- WORK TO DO: Repeat each record exactly. Any picture gets left out.

- Data records:

-----

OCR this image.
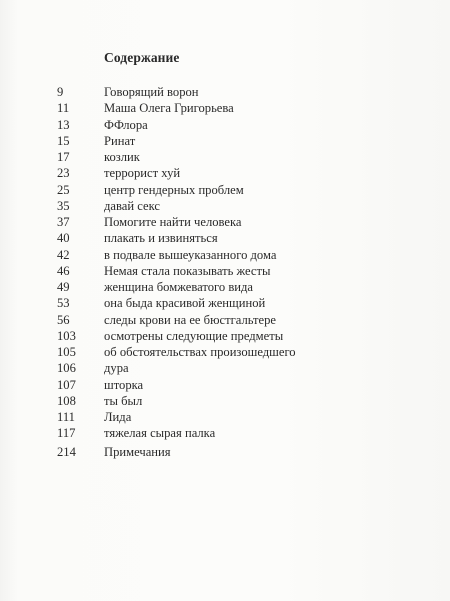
Содержание
9	Говорящий ворон
11	Маша Олега Григорьева
13	ФФлора
15	Ринат
17	козлик
23	террорист хуй
25	центр гендерных проблем
35	давай секс
37	Помогите найти человека
40	плакать и извиняться
42	в подвале вышеуказанного дома
46	Немая стала показывать жесты
49	женщина бомжеватого вида
53	она быда красивой женщиной
56	следы крови на ее бюстгальтере
103	осмотрены следующие предметы
105	об обстоятельствах произошедшего
106	дура
107	шторка
108	ты был
111	Лида
117	тяжелая сырая палка
214	Примечания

-----

- REPLY TO THE TASK:
OCR this image.
Содержание
9	Говорящий ворон
11	Маша Олега Григорьева
13	ФФлора
15	Ринат
17	козлик
23	террорист хуй
25	центр гендерных проблем
35	давай секс
37	Помогите найти человека
40	плакать и извиняться
42	в подвале вышеуказанного дома
46	Немая стала показывать жесты
49	женщина бомжеватого вида
53	она быда красивой женщиной
56	следы крови на ее бюстгальтере
103	осмотрены следующие предметы
105	об обстоятельствах произошедшего
106	дура
107	шторка
108	ты был
111	Лида
117	тяжелая сырая палка
214	Примечания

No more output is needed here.